* _Written exercise_
For each line of the data below that holds "title", copy the line.

[Data records]
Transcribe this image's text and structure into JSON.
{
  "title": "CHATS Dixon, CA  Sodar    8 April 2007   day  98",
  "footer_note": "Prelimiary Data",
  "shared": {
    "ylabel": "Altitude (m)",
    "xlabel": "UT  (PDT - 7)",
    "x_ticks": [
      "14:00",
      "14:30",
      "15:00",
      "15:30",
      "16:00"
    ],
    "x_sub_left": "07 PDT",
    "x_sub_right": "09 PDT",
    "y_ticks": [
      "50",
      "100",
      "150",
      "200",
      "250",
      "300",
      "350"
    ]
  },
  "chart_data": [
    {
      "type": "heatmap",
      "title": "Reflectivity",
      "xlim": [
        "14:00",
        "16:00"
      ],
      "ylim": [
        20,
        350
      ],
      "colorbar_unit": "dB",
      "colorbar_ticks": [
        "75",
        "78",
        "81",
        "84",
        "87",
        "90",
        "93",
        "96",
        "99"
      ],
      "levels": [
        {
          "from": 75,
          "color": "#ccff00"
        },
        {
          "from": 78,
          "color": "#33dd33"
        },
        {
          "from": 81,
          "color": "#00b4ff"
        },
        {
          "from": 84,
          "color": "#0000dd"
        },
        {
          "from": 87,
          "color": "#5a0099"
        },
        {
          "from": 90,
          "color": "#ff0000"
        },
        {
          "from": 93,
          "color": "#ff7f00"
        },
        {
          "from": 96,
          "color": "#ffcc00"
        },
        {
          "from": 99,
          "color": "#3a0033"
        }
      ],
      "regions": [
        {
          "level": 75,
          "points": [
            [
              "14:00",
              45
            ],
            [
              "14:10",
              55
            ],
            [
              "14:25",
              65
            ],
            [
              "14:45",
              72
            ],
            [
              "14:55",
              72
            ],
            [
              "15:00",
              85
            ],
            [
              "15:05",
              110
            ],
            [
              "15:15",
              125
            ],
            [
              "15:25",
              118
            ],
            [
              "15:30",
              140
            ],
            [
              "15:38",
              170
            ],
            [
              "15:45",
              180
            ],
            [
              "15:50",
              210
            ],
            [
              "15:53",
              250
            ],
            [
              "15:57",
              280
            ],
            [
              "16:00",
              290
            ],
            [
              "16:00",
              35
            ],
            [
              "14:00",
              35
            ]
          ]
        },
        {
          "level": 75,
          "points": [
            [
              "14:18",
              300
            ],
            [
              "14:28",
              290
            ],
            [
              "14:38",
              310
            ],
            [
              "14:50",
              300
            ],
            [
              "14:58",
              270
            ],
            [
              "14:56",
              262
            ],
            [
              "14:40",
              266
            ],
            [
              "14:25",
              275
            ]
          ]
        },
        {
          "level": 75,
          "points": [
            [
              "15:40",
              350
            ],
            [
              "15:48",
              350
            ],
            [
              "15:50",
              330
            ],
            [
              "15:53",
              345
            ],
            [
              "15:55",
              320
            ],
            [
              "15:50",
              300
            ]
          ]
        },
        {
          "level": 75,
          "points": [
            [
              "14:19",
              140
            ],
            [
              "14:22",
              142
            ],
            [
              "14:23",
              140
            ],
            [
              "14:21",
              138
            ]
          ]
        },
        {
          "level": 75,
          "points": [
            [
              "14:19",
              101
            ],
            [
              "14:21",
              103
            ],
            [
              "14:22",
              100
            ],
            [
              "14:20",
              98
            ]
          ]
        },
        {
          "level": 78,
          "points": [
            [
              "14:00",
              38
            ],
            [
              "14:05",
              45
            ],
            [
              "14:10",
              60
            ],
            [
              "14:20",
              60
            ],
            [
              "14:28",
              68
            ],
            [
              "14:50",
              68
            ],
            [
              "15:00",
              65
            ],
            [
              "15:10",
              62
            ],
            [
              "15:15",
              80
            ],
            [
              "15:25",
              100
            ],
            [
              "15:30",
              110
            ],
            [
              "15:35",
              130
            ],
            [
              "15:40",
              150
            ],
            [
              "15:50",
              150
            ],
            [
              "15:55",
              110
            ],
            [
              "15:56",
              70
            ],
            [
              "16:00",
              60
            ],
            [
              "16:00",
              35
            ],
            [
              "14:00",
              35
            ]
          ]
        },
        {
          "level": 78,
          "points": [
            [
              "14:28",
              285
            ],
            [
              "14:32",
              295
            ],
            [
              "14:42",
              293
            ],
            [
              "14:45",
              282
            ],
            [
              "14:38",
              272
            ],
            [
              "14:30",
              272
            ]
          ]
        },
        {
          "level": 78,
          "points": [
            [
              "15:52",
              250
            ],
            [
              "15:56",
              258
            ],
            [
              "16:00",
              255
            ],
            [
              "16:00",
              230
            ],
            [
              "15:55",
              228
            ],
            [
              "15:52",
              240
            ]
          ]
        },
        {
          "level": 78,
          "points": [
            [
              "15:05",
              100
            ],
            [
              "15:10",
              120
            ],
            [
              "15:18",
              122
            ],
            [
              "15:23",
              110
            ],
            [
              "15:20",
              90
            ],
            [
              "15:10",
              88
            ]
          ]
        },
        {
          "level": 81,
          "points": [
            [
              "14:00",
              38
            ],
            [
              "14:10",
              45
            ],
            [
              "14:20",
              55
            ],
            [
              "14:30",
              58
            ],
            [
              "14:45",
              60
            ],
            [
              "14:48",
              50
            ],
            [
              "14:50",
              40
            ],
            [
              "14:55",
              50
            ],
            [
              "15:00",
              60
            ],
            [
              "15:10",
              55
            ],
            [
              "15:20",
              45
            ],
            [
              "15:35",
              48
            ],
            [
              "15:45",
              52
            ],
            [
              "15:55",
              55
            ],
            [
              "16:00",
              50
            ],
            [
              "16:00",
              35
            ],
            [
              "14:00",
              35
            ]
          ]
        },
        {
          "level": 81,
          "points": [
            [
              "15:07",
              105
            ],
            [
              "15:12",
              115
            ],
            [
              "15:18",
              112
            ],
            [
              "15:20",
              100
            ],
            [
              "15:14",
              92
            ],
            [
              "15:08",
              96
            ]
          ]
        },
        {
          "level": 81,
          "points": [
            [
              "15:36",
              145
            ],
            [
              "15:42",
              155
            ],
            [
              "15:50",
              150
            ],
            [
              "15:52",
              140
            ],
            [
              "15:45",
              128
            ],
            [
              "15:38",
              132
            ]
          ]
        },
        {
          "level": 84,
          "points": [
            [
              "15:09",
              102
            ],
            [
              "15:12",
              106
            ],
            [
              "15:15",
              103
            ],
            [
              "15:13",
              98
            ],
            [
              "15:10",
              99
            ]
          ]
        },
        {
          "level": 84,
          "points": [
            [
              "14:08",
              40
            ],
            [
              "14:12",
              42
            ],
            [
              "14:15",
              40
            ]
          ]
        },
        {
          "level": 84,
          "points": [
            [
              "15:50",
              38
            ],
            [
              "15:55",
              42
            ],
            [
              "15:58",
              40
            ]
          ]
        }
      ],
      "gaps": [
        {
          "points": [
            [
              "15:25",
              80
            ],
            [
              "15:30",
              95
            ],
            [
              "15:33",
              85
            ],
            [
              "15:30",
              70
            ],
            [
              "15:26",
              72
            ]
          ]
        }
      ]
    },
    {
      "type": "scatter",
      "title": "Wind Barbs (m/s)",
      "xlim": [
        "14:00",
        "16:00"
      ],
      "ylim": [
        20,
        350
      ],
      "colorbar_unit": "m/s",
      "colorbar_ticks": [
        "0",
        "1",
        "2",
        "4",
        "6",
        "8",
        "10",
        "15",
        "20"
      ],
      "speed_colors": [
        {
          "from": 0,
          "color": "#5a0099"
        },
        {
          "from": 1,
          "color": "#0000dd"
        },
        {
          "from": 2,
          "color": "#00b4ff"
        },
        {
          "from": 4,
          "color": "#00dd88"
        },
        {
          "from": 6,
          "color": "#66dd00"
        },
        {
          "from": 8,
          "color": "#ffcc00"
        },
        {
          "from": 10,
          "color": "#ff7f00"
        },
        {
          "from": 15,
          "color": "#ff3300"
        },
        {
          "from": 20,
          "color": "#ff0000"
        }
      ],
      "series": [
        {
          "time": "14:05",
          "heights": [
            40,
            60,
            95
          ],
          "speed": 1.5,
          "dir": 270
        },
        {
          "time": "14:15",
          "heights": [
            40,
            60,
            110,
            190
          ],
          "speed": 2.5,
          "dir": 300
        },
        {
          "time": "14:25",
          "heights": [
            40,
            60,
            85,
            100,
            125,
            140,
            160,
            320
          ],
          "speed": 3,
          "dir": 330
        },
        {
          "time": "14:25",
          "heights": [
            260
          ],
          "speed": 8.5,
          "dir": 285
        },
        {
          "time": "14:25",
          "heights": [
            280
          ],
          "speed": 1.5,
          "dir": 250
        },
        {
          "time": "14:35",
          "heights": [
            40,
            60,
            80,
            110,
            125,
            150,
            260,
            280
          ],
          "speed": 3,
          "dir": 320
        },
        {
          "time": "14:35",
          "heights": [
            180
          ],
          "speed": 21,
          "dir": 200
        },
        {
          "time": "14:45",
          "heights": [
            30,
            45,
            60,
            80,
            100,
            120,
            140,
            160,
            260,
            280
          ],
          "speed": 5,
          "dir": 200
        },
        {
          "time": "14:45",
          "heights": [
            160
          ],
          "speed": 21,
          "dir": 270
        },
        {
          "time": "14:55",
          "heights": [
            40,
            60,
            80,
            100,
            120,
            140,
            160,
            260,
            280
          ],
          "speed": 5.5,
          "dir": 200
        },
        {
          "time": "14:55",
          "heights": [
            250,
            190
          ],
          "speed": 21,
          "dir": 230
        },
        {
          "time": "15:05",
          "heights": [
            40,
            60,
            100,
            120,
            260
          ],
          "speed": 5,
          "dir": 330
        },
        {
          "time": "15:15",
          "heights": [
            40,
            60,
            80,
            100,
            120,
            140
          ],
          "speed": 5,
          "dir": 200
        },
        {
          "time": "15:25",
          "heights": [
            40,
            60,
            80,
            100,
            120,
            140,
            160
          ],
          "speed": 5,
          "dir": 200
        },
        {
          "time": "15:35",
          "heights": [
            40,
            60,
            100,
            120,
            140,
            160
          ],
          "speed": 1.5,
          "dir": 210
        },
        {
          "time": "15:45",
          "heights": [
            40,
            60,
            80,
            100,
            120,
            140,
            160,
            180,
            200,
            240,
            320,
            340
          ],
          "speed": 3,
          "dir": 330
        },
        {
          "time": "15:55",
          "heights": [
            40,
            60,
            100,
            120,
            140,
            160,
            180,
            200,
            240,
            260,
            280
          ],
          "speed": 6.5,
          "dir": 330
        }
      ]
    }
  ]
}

* _Task solution_
  "title": "CHATS Dixon, CA  Sodar    8 April 2007   day  98",
      "title": "Reflectivity",
      "title": "Wind Barbs (m/s)",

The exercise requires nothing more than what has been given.